* [Task statement]:
Write out the data again exactly, skipping every picture.

Data records:
▼

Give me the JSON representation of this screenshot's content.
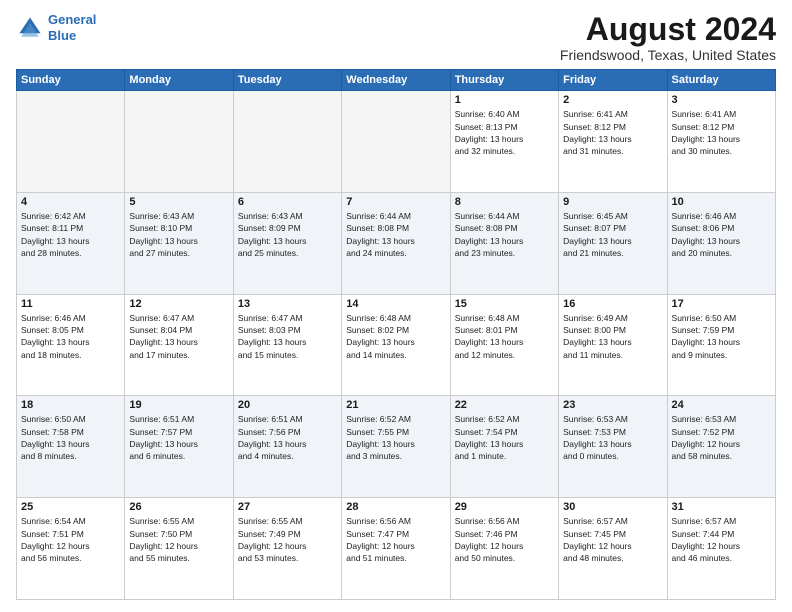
{
  "logo": {
    "line1": "General",
    "line2": "Blue"
  },
  "title": "August 2024",
  "subtitle": "Friendswood, Texas, United States",
  "days_of_week": [
    "Sunday",
    "Monday",
    "Tuesday",
    "Wednesday",
    "Thursday",
    "Friday",
    "Saturday"
  ],
  "weeks": [
    [
      {
        "day": "",
        "info": ""
      },
      {
        "day": "",
        "info": ""
      },
      {
        "day": "",
        "info": ""
      },
      {
        "day": "",
        "info": ""
      },
      {
        "day": "1",
        "info": "Sunrise: 6:40 AM\nSunset: 8:13 PM\nDaylight: 13 hours\nand 32 minutes."
      },
      {
        "day": "2",
        "info": "Sunrise: 6:41 AM\nSunset: 8:12 PM\nDaylight: 13 hours\nand 31 minutes."
      },
      {
        "day": "3",
        "info": "Sunrise: 6:41 AM\nSunset: 8:12 PM\nDaylight: 13 hours\nand 30 minutes."
      }
    ],
    [
      {
        "day": "4",
        "info": "Sunrise: 6:42 AM\nSunset: 8:11 PM\nDaylight: 13 hours\nand 28 minutes."
      },
      {
        "day": "5",
        "info": "Sunrise: 6:43 AM\nSunset: 8:10 PM\nDaylight: 13 hours\nand 27 minutes."
      },
      {
        "day": "6",
        "info": "Sunrise: 6:43 AM\nSunset: 8:09 PM\nDaylight: 13 hours\nand 25 minutes."
      },
      {
        "day": "7",
        "info": "Sunrise: 6:44 AM\nSunset: 8:08 PM\nDaylight: 13 hours\nand 24 minutes."
      },
      {
        "day": "8",
        "info": "Sunrise: 6:44 AM\nSunset: 8:08 PM\nDaylight: 13 hours\nand 23 minutes."
      },
      {
        "day": "9",
        "info": "Sunrise: 6:45 AM\nSunset: 8:07 PM\nDaylight: 13 hours\nand 21 minutes."
      },
      {
        "day": "10",
        "info": "Sunrise: 6:46 AM\nSunset: 8:06 PM\nDaylight: 13 hours\nand 20 minutes."
      }
    ],
    [
      {
        "day": "11",
        "info": "Sunrise: 6:46 AM\nSunset: 8:05 PM\nDaylight: 13 hours\nand 18 minutes."
      },
      {
        "day": "12",
        "info": "Sunrise: 6:47 AM\nSunset: 8:04 PM\nDaylight: 13 hours\nand 17 minutes."
      },
      {
        "day": "13",
        "info": "Sunrise: 6:47 AM\nSunset: 8:03 PM\nDaylight: 13 hours\nand 15 minutes."
      },
      {
        "day": "14",
        "info": "Sunrise: 6:48 AM\nSunset: 8:02 PM\nDaylight: 13 hours\nand 14 minutes."
      },
      {
        "day": "15",
        "info": "Sunrise: 6:48 AM\nSunset: 8:01 PM\nDaylight: 13 hours\nand 12 minutes."
      },
      {
        "day": "16",
        "info": "Sunrise: 6:49 AM\nSunset: 8:00 PM\nDaylight: 13 hours\nand 11 minutes."
      },
      {
        "day": "17",
        "info": "Sunrise: 6:50 AM\nSunset: 7:59 PM\nDaylight: 13 hours\nand 9 minutes."
      }
    ],
    [
      {
        "day": "18",
        "info": "Sunrise: 6:50 AM\nSunset: 7:58 PM\nDaylight: 13 hours\nand 8 minutes."
      },
      {
        "day": "19",
        "info": "Sunrise: 6:51 AM\nSunset: 7:57 PM\nDaylight: 13 hours\nand 6 minutes."
      },
      {
        "day": "20",
        "info": "Sunrise: 6:51 AM\nSunset: 7:56 PM\nDaylight: 13 hours\nand 4 minutes."
      },
      {
        "day": "21",
        "info": "Sunrise: 6:52 AM\nSunset: 7:55 PM\nDaylight: 13 hours\nand 3 minutes."
      },
      {
        "day": "22",
        "info": "Sunrise: 6:52 AM\nSunset: 7:54 PM\nDaylight: 13 hours\nand 1 minute."
      },
      {
        "day": "23",
        "info": "Sunrise: 6:53 AM\nSunset: 7:53 PM\nDaylight: 13 hours\nand 0 minutes."
      },
      {
        "day": "24",
        "info": "Sunrise: 6:53 AM\nSunset: 7:52 PM\nDaylight: 12 hours\nand 58 minutes."
      }
    ],
    [
      {
        "day": "25",
        "info": "Sunrise: 6:54 AM\nSunset: 7:51 PM\nDaylight: 12 hours\nand 56 minutes."
      },
      {
        "day": "26",
        "info": "Sunrise: 6:55 AM\nSunset: 7:50 PM\nDaylight: 12 hours\nand 55 minutes."
      },
      {
        "day": "27",
        "info": "Sunrise: 6:55 AM\nSunset: 7:49 PM\nDaylight: 12 hours\nand 53 minutes."
      },
      {
        "day": "28",
        "info": "Sunrise: 6:56 AM\nSunset: 7:47 PM\nDaylight: 12 hours\nand 51 minutes."
      },
      {
        "day": "29",
        "info": "Sunrise: 6:56 AM\nSunset: 7:46 PM\nDaylight: 12 hours\nand 50 minutes."
      },
      {
        "day": "30",
        "info": "Sunrise: 6:57 AM\nSunset: 7:45 PM\nDaylight: 12 hours\nand 48 minutes."
      },
      {
        "day": "31",
        "info": "Sunrise: 6:57 AM\nSunset: 7:44 PM\nDaylight: 12 hours\nand 46 minutes."
      }
    ]
  ]
}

▲

* [Written solution]:
Give me the JSON representation of this screenshot's content.
{
  "logo": {
    "line1": "General",
    "line2": "Blue"
  },
  "title": "August 2024",
  "subtitle": "Friendswood, Texas, United States",
  "days_of_week": [
    "Sunday",
    "Monday",
    "Tuesday",
    "Wednesday",
    "Thursday",
    "Friday",
    "Saturday"
  ],
  "weeks": [
    [
      {
        "day": "",
        "info": ""
      },
      {
        "day": "",
        "info": ""
      },
      {
        "day": "",
        "info": ""
      },
      {
        "day": "",
        "info": ""
      },
      {
        "day": "1",
        "info": "Sunrise: 6:40 AM\nSunset: 8:13 PM\nDaylight: 13 hours\nand 32 minutes."
      },
      {
        "day": "2",
        "info": "Sunrise: 6:41 AM\nSunset: 8:12 PM\nDaylight: 13 hours\nand 31 minutes."
      },
      {
        "day": "3",
        "info": "Sunrise: 6:41 AM\nSunset: 8:12 PM\nDaylight: 13 hours\nand 30 minutes."
      }
    ],
    [
      {
        "day": "4",
        "info": "Sunrise: 6:42 AM\nSunset: 8:11 PM\nDaylight: 13 hours\nand 28 minutes."
      },
      {
        "day": "5",
        "info": "Sunrise: 6:43 AM\nSunset: 8:10 PM\nDaylight: 13 hours\nand 27 minutes."
      },
      {
        "day": "6",
        "info": "Sunrise: 6:43 AM\nSunset: 8:09 PM\nDaylight: 13 hours\nand 25 minutes."
      },
      {
        "day": "7",
        "info": "Sunrise: 6:44 AM\nSunset: 8:08 PM\nDaylight: 13 hours\nand 24 minutes."
      },
      {
        "day": "8",
        "info": "Sunrise: 6:44 AM\nSunset: 8:08 PM\nDaylight: 13 hours\nand 23 minutes."
      },
      {
        "day": "9",
        "info": "Sunrise: 6:45 AM\nSunset: 8:07 PM\nDaylight: 13 hours\nand 21 minutes."
      },
      {
        "day": "10",
        "info": "Sunrise: 6:46 AM\nSunset: 8:06 PM\nDaylight: 13 hours\nand 20 minutes."
      }
    ],
    [
      {
        "day": "11",
        "info": "Sunrise: 6:46 AM\nSunset: 8:05 PM\nDaylight: 13 hours\nand 18 minutes."
      },
      {
        "day": "12",
        "info": "Sunrise: 6:47 AM\nSunset: 8:04 PM\nDaylight: 13 hours\nand 17 minutes."
      },
      {
        "day": "13",
        "info": "Sunrise: 6:47 AM\nSunset: 8:03 PM\nDaylight: 13 hours\nand 15 minutes."
      },
      {
        "day": "14",
        "info": "Sunrise: 6:48 AM\nSunset: 8:02 PM\nDaylight: 13 hours\nand 14 minutes."
      },
      {
        "day": "15",
        "info": "Sunrise: 6:48 AM\nSunset: 8:01 PM\nDaylight: 13 hours\nand 12 minutes."
      },
      {
        "day": "16",
        "info": "Sunrise: 6:49 AM\nSunset: 8:00 PM\nDaylight: 13 hours\nand 11 minutes."
      },
      {
        "day": "17",
        "info": "Sunrise: 6:50 AM\nSunset: 7:59 PM\nDaylight: 13 hours\nand 9 minutes."
      }
    ],
    [
      {
        "day": "18",
        "info": "Sunrise: 6:50 AM\nSunset: 7:58 PM\nDaylight: 13 hours\nand 8 minutes."
      },
      {
        "day": "19",
        "info": "Sunrise: 6:51 AM\nSunset: 7:57 PM\nDaylight: 13 hours\nand 6 minutes."
      },
      {
        "day": "20",
        "info": "Sunrise: 6:51 AM\nSunset: 7:56 PM\nDaylight: 13 hours\nand 4 minutes."
      },
      {
        "day": "21",
        "info": "Sunrise: 6:52 AM\nSunset: 7:55 PM\nDaylight: 13 hours\nand 3 minutes."
      },
      {
        "day": "22",
        "info": "Sunrise: 6:52 AM\nSunset: 7:54 PM\nDaylight: 13 hours\nand 1 minute."
      },
      {
        "day": "23",
        "info": "Sunrise: 6:53 AM\nSunset: 7:53 PM\nDaylight: 13 hours\nand 0 minutes."
      },
      {
        "day": "24",
        "info": "Sunrise: 6:53 AM\nSunset: 7:52 PM\nDaylight: 12 hours\nand 58 minutes."
      }
    ],
    [
      {
        "day": "25",
        "info": "Sunrise: 6:54 AM\nSunset: 7:51 PM\nDaylight: 12 hours\nand 56 minutes."
      },
      {
        "day": "26",
        "info": "Sunrise: 6:55 AM\nSunset: 7:50 PM\nDaylight: 12 hours\nand 55 minutes."
      },
      {
        "day": "27",
        "info": "Sunrise: 6:55 AM\nSunset: 7:49 PM\nDaylight: 12 hours\nand 53 minutes."
      },
      {
        "day": "28",
        "info": "Sunrise: 6:56 AM\nSunset: 7:47 PM\nDaylight: 12 hours\nand 51 minutes."
      },
      {
        "day": "29",
        "info": "Sunrise: 6:56 AM\nSunset: 7:46 PM\nDaylight: 12 hours\nand 50 minutes."
      },
      {
        "day": "30",
        "info": "Sunrise: 6:57 AM\nSunset: 7:45 PM\nDaylight: 12 hours\nand 48 minutes."
      },
      {
        "day": "31",
        "info": "Sunrise: 6:57 AM\nSunset: 7:44 PM\nDaylight: 12 hours\nand 46 minutes."
      }
    ]
  ]
}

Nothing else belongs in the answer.